WHAT YOU NEED TO DO
Reproduce the endnote on the Rowley Poems below word for word, in full.
─── PASSAGE GIVEN
[Endnote 251] I know that Hallam says in one of his great books ("Literature of Europe") that nobody now living believes in the authenticity of the Rowley Poems: but poetry was not the forte of Henry Hallam. I am also aware that, towards the close of the last century, a long and heated controversy raged for years among literary men, who may be divided into two distinct classes,— Believers in the Natural,—as Mr. Jacob Bryant, Dr. Jeremiah Milles, the Dean of Exeter, Dr. Langhorne, and Dr. Glynne,—and Believers in the Cock Lane Ghost and the Supernatural as Dr. Johnson, and the Mysterious and Impossible, as Lord Camden and Horace Walpole; and that the world has denied its assent to the theory of the first set who maintained that the poems were Rowley's, agreeing with the other set that they were Chatterton's, who, in consequence of his tender years and ignorance, was placed, for inspiration and intuitive knowledge, on a higher pedestal than Jeremiah. The position of the controversialists which has been accepted amounts to this:—that a child at the age of twelve years wrote the pastoral "Elinoure and Juga," which is marked by finer pathos than anything that proceeded from the passionate soul of Burns: that when a few months or so older this child wrote "Aella," which displays an energy equal, if not superior to Spencer's, and about the same time the "Tournament," which breathes the spirit of the middle ages more intensely than the Ivanhoe of Sir Walter Scott. Marvellous as all this is, it is found to be nearly a trifle by the side of this:—that the infant prodigy, when a lad in his eighteenth year, composed poetry that is not in accord with an improved information, but is a very deteriorated sort of stuff,—a reproduction of old fancies, too, in no new form,—as, to test it anywhere,—I take at random the opening lines of the "Invitation," as good as anything in "Kew Gardens," "Sly Dick," "Fanny of the Hill," or any other piece composed by Chatterton towards the close of his life:
"O God! whose thunder shakes the sky,
Whose eye this atom globe surveys,
To thee, my only rock, I fly,
Thy mercy in thy justice praise.
──────
─── RECORDED DATA
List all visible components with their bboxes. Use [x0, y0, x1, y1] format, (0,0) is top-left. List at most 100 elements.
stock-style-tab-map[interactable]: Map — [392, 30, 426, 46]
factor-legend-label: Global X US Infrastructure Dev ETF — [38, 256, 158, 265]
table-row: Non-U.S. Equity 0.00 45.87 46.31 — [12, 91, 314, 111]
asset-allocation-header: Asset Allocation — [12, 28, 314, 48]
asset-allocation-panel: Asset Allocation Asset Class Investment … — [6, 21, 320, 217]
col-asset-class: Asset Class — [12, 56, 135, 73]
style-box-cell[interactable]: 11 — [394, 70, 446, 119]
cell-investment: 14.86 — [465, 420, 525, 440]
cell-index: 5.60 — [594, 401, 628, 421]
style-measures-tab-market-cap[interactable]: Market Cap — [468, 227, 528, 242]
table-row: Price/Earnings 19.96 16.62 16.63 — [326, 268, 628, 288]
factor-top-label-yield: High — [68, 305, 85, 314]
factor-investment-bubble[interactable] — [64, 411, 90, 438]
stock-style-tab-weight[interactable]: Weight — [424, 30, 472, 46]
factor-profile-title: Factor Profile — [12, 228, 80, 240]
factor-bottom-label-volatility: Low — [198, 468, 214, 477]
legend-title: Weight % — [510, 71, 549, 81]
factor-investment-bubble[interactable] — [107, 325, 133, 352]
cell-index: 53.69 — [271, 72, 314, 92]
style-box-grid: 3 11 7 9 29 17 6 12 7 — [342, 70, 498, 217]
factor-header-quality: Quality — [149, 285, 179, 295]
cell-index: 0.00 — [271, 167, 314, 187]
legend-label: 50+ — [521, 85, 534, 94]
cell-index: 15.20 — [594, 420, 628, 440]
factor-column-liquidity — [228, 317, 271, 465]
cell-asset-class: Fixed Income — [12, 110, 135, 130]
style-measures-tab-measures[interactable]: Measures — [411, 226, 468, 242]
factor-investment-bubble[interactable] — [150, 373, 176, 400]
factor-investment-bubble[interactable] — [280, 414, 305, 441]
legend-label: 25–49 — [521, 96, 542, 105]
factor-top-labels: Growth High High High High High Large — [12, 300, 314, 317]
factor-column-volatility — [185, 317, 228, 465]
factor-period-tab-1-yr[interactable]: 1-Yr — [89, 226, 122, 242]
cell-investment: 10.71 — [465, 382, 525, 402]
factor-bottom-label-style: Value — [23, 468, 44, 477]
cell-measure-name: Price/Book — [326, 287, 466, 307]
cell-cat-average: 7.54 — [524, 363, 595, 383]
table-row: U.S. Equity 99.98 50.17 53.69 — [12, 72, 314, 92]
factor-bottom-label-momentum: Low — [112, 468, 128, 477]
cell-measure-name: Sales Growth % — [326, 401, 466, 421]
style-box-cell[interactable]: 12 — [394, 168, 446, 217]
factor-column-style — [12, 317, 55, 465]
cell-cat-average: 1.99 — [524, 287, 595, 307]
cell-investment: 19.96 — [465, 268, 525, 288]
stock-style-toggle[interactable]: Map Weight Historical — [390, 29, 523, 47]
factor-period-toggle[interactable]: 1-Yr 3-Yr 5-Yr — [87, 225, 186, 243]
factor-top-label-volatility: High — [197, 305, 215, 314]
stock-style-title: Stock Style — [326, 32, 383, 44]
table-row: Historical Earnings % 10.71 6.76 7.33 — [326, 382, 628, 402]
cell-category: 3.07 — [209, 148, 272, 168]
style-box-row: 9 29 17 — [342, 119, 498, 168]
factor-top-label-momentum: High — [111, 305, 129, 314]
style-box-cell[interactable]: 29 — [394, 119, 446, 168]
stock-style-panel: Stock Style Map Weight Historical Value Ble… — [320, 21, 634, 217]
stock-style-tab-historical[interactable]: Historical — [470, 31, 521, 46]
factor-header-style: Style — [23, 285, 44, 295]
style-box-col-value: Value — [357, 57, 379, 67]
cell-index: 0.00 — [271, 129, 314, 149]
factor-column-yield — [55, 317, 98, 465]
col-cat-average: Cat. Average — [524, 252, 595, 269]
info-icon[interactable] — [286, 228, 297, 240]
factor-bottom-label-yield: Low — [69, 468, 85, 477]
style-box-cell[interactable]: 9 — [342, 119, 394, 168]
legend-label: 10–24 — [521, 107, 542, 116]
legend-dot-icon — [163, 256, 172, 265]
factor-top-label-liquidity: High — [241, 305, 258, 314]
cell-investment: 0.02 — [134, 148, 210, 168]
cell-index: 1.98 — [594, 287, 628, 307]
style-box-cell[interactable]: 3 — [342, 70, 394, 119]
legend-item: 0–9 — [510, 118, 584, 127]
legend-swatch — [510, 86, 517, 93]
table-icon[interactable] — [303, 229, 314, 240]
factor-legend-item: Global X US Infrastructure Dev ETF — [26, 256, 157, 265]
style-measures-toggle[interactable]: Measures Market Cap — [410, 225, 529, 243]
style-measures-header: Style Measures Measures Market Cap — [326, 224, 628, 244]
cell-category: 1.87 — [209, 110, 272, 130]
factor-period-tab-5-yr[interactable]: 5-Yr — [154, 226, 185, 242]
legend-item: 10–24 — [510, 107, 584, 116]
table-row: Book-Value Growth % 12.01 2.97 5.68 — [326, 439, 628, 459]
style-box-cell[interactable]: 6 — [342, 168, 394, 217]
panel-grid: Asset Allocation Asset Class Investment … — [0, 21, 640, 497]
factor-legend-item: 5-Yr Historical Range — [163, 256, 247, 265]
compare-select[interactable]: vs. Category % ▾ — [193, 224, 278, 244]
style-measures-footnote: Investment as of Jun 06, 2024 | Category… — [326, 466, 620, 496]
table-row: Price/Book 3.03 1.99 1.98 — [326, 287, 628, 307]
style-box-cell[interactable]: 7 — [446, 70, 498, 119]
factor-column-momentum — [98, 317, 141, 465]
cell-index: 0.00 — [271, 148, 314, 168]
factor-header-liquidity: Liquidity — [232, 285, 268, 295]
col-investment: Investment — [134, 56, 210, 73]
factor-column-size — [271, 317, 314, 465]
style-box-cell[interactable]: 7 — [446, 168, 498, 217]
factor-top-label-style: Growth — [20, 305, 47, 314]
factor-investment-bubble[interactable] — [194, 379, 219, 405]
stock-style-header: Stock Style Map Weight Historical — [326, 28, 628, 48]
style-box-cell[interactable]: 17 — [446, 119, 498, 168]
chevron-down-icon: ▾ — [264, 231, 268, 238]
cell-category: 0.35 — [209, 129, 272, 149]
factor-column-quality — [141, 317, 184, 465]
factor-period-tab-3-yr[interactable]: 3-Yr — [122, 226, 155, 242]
──────
FINAL ANSWER
[Endnote 251] I know that Hallam says in one of his great books ("Literature of Europe") that nobody now living believes in the authenticity of the Rowley Poems: but poetry was not the forte of Henry Hallam. I am also aware that, towards the close of the last century, a long and heated controversy raged for years among literary men, who may be divided into two distinct classes,— Believers in the Natural,—as Mr. Jacob Bryant, Dr. Jeremiah Milles, the Dean of Exeter, Dr. Langhorne, and Dr. Glynne,—and Believers in the Cock Lane Ghost and the Supernatural as Dr. Johnson, and the Mysterious and Impossible, as Lord Camden and Horace Walpole; and that the world has denied its assent to the theory of the first set who maintained that the poems were Rowley's, agreeing with the other set that they were Chatterton's, who, in consequence of his tender years and ignorance, was placed, for inspiration and intuitive knowledge, on a higher pedestal than Jeremiah. The position of the controversialists which has been accepted amounts to this:—that a child at the age of twelve years wrote the pastoral "Elinoure and Juga," which is marked by finer pathos than anything that proceeded from the passionate soul of Burns: that when a few months or so older this child wrote "Aella," which displays an energy equal, if not superior to Spencer's, and about the same time the "Tournament," which breathes the spirit of the middle ages more intensely than the Ivanhoe of Sir Walter Scott. Marvellous as all this is, it is found to be nearly a trifle by the side of this:—that the infant prodigy, when a lad in his eighteenth year, composed poetry that is not in accord with an improved information, but is a very deteriorated sort of stuff,—a reproduction of old fancies, too, in no new form,—as, to test it anywhere,—I take at random the opening lines of the "Invitation," as good as anything in "Kew Gardens," "Sly Dick," "Fanny of the Hill," or any other piece composed by Chatterton towards the close of his life:
"O God! whose thunder shakes the sky,
Whose eye this atom globe surveys,
To thee, my only rock, I fly,
Thy mercy in thy justice praise.